§ **TASK TO COMPLETE**
Provide only the number of lines in the listing that contain the string "全国乙卷".
+++
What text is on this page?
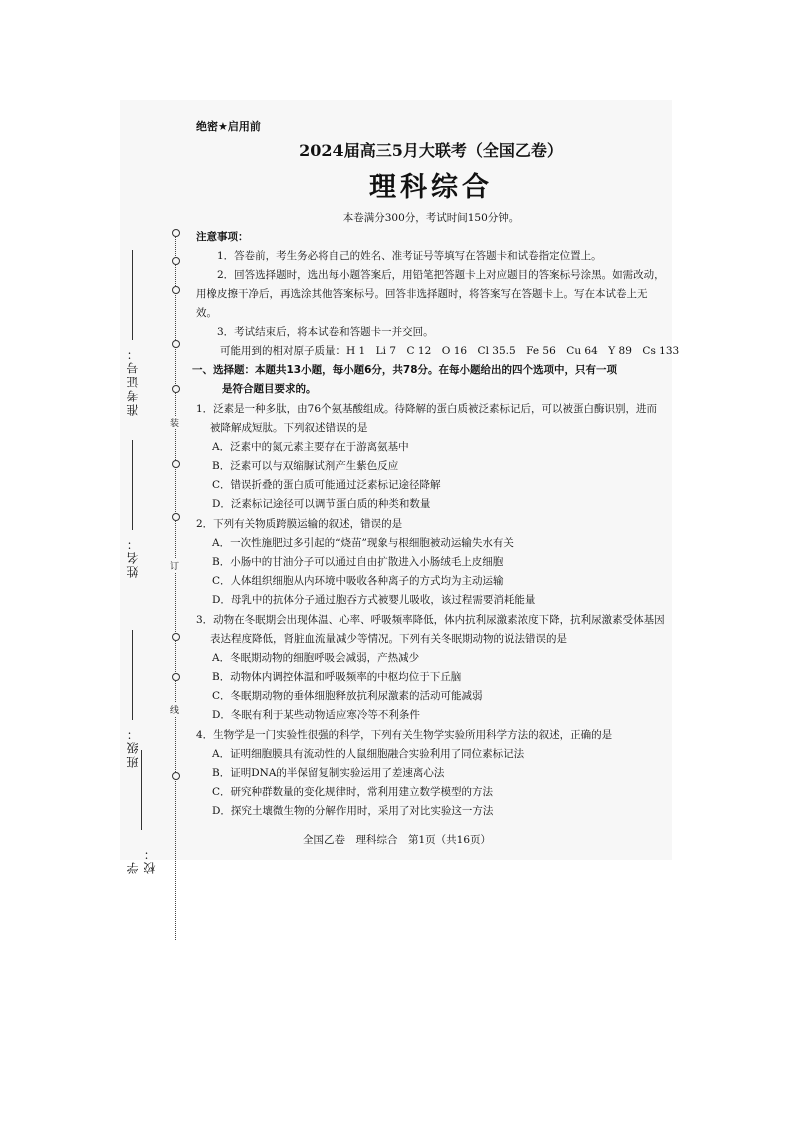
准考证号：
姓名：
班级：
学校：
装
订
线
绝密★启用前
2024届高三5月大联考（全国乙卷）
理科综合
本卷满分300分，考试时间150分钟。
注意事项：
1．答卷前，考生务必将自己的姓名、准考证号等填写在答题卡和试卷指定位置上。
2．回答选择题时，选出每小题答案后，用铅笔把答题卡上对应题目的答案标号涂黑。如需改动，用橡皮擦干净后，再选涂其他答案标号。回答非选择题时，将答案写在答题卡上。写在本试卷上无效。
3．考试结束后，将本试卷和答题卡一并交回。
可能用到的相对原子质量：H 1　Li 7　C 12　O 16　Cl 35.5　Fe 56　Cu 64　Y 89　Cs 133
一、选择题：本题共13小题，每小题6分，共78分。在每小题给出的四个选项中，只有一项
是符合题目要求的。
1．泛素是一种多肽，由76个氨基酸组成。待降解的蛋白质被泛素标记后，可以被蛋白酶识别，进而被降解成短肽。下列叙述错误的是
A．泛素中的氮元素主要存在于游离氨基中
B．泛素可以与双缩脲试剂产生紫色反应
C．错误折叠的蛋白质可能通过泛素标记途径降解
D．泛素标记途径可以调节蛋白质的种类和数量
2．下列有关物质跨膜运输的叙述，错误的是
A．一次性施肥过多引起的“烧苗”现象与根细胞被动运输失水有关
B．小肠中的甘油分子可以通过自由扩散进入小肠绒毛上皮细胞
C．人体组织细胞从内环境中吸收各种离子的方式均为主动运输
D．母乳中的抗体分子通过胞吞方式被婴儿吸收，该过程需要消耗能量
3．动物在冬眠期会出现体温、心率、呼吸频率降低，体内抗利尿激素浓度下降，抗利尿激素受体基因表达程度降低，肾脏血流量减少等情况。下列有关冬眠期动物的说法错误的是
A．冬眠期动物的细胞呼吸会减弱，产热减少
B．动物体内调控体温和呼吸频率的中枢均位于下丘脑
C．冬眠期动物的垂体细胞释放抗利尿激素的活动可能减弱
D．冬眠有利于某些动物适应寒冷等不利条件
4．生物学是一门实验性很强的科学，下列有关生物学实验所用科学方法的叙述，正确的是
A．证明细胞膜具有流动性的人鼠细胞融合实验利用了同位素标记法
B．证明DNA的半保留复制实验运用了差速离心法
C．研究种群数量的变化规律时，常利用建立数学模型的方法
D．探究土壤微生物的分解作用时，采用了对比实验这一方法
全国乙卷　理科综合　第1页（共16页）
+++
§ **ANSWER TO THIS EXERCISE**
2